» **Prompt**
Repeat every line of the material, character for character.

□ □ □ □ □

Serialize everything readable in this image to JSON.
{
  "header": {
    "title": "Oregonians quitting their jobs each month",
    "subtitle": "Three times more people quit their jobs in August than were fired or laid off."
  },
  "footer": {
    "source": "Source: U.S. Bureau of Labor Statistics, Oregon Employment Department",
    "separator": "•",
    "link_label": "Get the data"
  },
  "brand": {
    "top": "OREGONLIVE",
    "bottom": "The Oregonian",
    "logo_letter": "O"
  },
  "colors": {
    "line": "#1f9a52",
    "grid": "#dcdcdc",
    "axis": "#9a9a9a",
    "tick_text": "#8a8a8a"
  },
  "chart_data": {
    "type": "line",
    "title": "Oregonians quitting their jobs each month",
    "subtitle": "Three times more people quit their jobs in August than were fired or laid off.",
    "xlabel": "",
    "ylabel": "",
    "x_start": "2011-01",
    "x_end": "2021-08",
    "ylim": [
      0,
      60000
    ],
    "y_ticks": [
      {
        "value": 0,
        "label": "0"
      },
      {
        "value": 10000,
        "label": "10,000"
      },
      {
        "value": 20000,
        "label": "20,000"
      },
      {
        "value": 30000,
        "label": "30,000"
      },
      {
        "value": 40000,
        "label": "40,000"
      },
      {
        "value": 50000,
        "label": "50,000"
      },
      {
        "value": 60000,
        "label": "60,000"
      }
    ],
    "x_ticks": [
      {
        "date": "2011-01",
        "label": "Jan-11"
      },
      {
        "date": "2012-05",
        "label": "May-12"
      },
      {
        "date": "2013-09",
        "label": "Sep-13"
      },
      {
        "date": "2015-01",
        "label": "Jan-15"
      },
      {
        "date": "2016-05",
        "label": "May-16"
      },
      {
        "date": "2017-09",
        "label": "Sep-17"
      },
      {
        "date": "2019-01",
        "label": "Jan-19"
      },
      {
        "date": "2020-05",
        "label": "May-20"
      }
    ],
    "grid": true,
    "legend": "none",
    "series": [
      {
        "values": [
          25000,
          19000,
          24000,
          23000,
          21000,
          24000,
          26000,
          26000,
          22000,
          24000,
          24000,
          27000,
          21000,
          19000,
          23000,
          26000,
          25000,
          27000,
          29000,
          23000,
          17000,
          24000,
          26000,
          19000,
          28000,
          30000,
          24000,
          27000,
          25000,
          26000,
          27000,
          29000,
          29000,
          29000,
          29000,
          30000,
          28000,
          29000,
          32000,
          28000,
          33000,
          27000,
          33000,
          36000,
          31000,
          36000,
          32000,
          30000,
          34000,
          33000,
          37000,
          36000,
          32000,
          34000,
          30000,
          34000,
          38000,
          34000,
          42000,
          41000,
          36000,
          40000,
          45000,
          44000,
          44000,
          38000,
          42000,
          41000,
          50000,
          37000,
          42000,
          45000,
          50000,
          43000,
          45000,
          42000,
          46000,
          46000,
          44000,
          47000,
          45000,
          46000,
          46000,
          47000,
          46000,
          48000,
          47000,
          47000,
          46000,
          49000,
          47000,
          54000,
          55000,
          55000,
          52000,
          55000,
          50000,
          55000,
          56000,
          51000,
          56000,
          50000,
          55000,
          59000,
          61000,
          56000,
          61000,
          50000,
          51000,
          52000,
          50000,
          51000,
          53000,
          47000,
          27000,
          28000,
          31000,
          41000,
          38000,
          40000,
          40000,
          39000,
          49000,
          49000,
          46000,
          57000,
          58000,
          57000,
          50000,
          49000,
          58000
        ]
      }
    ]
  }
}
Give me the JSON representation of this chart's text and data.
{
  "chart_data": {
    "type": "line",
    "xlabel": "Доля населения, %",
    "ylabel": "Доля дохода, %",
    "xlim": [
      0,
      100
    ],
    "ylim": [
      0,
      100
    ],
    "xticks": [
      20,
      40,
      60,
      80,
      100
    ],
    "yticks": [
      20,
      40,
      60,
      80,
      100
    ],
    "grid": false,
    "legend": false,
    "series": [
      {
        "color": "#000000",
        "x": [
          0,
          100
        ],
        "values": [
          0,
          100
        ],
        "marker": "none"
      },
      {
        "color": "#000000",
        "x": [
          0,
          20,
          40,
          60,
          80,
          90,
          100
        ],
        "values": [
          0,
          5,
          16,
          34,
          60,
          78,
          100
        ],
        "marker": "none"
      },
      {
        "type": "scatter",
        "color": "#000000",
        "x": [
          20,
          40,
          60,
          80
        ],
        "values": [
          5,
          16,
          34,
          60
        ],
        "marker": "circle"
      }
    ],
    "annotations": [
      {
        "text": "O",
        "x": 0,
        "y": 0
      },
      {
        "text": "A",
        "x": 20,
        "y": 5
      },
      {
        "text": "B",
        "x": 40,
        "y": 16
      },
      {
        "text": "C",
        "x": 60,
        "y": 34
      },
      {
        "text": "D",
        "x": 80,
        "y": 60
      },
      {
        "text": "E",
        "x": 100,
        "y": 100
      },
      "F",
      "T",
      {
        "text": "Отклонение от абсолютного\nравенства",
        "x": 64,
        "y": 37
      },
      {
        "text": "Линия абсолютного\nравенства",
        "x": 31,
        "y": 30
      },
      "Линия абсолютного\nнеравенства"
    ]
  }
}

□ □ □ □ □

» **Task result**
Serialize everything readable in this image to JSON.
{
  "header": {
    "title": "Oregonians quitting their jobs each month",
    "subtitle": "Three times more people quit their jobs in August than were fired or laid off."
  },
  "footer": {
    "source": "Source: U.S. Bureau of Labor Statistics, Oregon Employment Department",
    "separator": "•",
    "link_label": "Get the data"
  },
  "brand": {
    "top": "OREGONLIVE",
    "bottom": "The Oregonian",
    "logo_letter": "O"
  },
  "colors": {
    "line": "#1f9a52",
    "grid": "#dcdcdc",
    "axis": "#9a9a9a",
    "tick_text": "#8a8a8a"
  },
  "chart_data": {
    "type": "line",
    "title": "Oregonians quitting their jobs each month",
    "subtitle": "Three times more people quit their jobs in August than were fired or laid off.",
    "xlabel": "",
    "ylabel": "",
    "x_start": "2011-01",
    "x_end": "2021-08",
    "ylim": [
      0,
      60000
    ],
    "y_ticks": [
      {
        "value": 0,
        "label": "0"
      },
      {
        "value": 10000,
        "label": "10,000"
      },
      {
        "value": 20000,
        "label": "20,000"
      },
      {
        "value": 30000,
        "label": "30,000"
      },
      {
        "value": 40000,
        "label": "40,000"
      },
      {
        "value": 50000,
        "label": "50,000"
      },
      {
        "value": 60000,
        "label": "60,000"
      }
    ],
    "x_ticks": [
      {
        "date": "2011-01",
        "label": "Jan-11"
      },
      {
        "date": "2012-05",
        "label": "May-12"
      },
      {
        "date": "2013-09",
        "label": "Sep-13"
      },
      {
        "date": "2015-01",
        "label": "Jan-15"
      },
      {
        "date": "2016-05",
        "label": "May-16"
      },
      {
        "date": "2017-09",
        "label": "Sep-17"
      },
      {
        "date": "2019-01",
        "label": "Jan-19"
      },
      {
        "date": "2020-05",
        "label": "May-20"
      }
    ],
    "grid": true,
    "legend": "none",
    "series": [
      {
        "values": [
          25000,
          19000,
          24000,
          23000,
          21000,
          24000,
          26000,
          26000,
          22000,
          24000,
          24000,
          27000,
          21000,
          19000,
          23000,
          26000,
          25000,
          27000,
          29000,
          23000,
          17000,
          24000,
          26000,
          19000,
          28000,
          30000,
          24000,
          27000,
          25000,
          26000,
          27000,
          29000,
          29000,
          29000,
          29000,
          30000,
          28000,
          29000,
          32000,
          28000,
          33000,
          27000,
          33000,
          36000,
          31000,
          36000,
          32000,
          30000,
          34000,
          33000,
          37000,
          36000,
          32000,
          34000,
          30000,
          34000,
          38000,
          34000,
          42000,
          41000,
          36000,
          40000,
          45000,
          44000,
          44000,
          38000,
          42000,
          41000,
          50000,
          37000,
          42000,
          45000,
          50000,
          43000,
          45000,
          42000,
          46000,
          46000,
          44000,
          47000,
          45000,
          46000,
          46000,
          47000,
          46000,
          48000,
          47000,
          47000,
          46000,
          49000,
          47000,
          54000,
          55000,
          55000,
          52000,
          55000,
          50000,
          55000,
          56000,
          51000,
          56000,
          50000,
          55000,
          59000,
          61000,
          56000,
          61000,
          50000,
          51000,
          52000,
          50000,
          51000,
          53000,
          47000,
          27000,
          28000,
          31000,
          41000,
          38000,
          40000,
          40000,
          39000,
          49000,
          49000,
          46000,
          57000,
          58000,
          57000,
          50000,
          49000,
          58000
        ]
      }
    ]
  }
}
Give me the JSON representation of this chart's text and data.
{
  "chart_data": {
    "type": "line",
    "xlabel": "Доля населения, %",
    "ylabel": "Доля дохода, %",
    "xlim": [
      0,
      100
    ],
    "ylim": [
      0,
      100
    ],
    "xticks": [
      20,
      40,
      60,
      80,
      100
    ],
    "yticks": [
      20,
      40,
      60,
      80,
      100
    ],
    "grid": false,
    "legend": false,
    "series": [
      {
        "color": "#000000",
        "x": [
          0,
          100
        ],
        "values": [
          0,
          100
        ],
        "marker": "none"
      },
      {
        "color": "#000000",
        "x": [
          0,
          20,
          40,
          60,
          80,
          90,
          100
        ],
        "values": [
          0,
          5,
          16,
          34,
          60,
          78,
          100
        ],
        "marker": "none"
      },
      {
        "type": "scatter",
        "color": "#000000",
        "x": [
          20,
          40,
          60,
          80
        ],
        "values": [
          5,
          16,
          34,
          60
        ],
        "marker": "circle"
      }
    ],
    "annotations": [
      {
        "text": "O",
        "x": 0,
        "y": 0
      },
      {
        "text": "A",
        "x": 20,
        "y": 5
      },
      {
        "text": "B",
        "x": 40,
        "y": 16
      },
      {
        "text": "C",
        "x": 60,
        "y": 34
      },
      {
        "text": "D",
        "x": 80,
        "y": 60
      },
      {
        "text": "E",
        "x": 100,
        "y": 100
      },
      "F",
      "T",
      {
        "text": "Отклонение от абсолютного\nравенства",
        "x": 64,
        "y": 37
      },
      {
        "text": "Линия абсолютного\nравенства",
        "x": 31,
        "y": 30
      },
      "Линия абсолютного\nнеравенства"
    ]
  }
}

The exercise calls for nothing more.